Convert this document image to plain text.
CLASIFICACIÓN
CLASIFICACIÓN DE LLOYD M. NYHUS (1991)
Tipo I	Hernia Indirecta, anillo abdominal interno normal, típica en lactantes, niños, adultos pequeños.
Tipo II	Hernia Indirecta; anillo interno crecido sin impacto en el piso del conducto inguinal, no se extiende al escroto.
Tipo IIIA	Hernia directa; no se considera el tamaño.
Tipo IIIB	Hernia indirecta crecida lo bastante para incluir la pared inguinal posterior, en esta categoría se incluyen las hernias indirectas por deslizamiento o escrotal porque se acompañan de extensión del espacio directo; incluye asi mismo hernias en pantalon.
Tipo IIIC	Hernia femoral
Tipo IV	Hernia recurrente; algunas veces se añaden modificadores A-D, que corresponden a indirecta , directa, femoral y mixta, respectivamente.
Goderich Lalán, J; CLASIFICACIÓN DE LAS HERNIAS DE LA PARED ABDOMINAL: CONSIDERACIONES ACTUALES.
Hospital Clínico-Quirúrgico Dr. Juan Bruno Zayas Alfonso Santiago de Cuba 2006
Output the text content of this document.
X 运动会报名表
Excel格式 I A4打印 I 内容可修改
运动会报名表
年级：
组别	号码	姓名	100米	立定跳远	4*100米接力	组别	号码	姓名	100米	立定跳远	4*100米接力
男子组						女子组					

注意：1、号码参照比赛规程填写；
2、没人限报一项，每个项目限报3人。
++++++++++
[PROMPT] Quote each line of the data above exactly as written.

[RESPONSE FOR THIS EXERCISE]
Convert this document image to plain text.
CLASIFICACIÓN
CLASIFICACIÓN DE LLOYD M. NYHUS (1991)
Tipo I	Hernia Indirecta, anillo abdominal interno normal, típica en lactantes, niños, adultos pequeños.
Tipo II	Hernia Indirecta; anillo interno crecido sin impacto en el piso del conducto inguinal, no se extiende al escroto.
Tipo IIIA	Hernia directa; no se considera el tamaño.
Tipo IIIB	Hernia indirecta crecida lo bastante para incluir la pared inguinal posterior, en esta categoría se incluyen las hernias indirectas por deslizamiento o escrotal porque se acompañan de extensión del espacio directo; incluye asi mismo hernias en pantalon.
Tipo IIIC	Hernia femoral
Tipo IV	Hernia recurrente; algunas veces se añaden modificadores A-D, que corresponden a indirecta , directa, femoral y mixta, respectivamente.
Goderich Lalán, J; CLASIFICACIÓN DE LAS HERNIAS DE LA PARED ABDOMINAL: CONSIDERACIONES ACTUALES.
Hospital Clínico-Quirúrgico Dr. Juan Bruno Zayas Alfonso Santiago de Cuba 2006
Output the text content of this document.
X 运动会报名表
Excel格式 I A4打印 I 内容可修改
运动会报名表
年级：
组别	号码	姓名	100米	立定跳远	4*100米接力	组别	号码	姓名	100米	立定跳远	4*100米接力
男子组						女子组					

注意：1、号码参照比赛规程填写；
2、没人限报一项，每个项目限报3人。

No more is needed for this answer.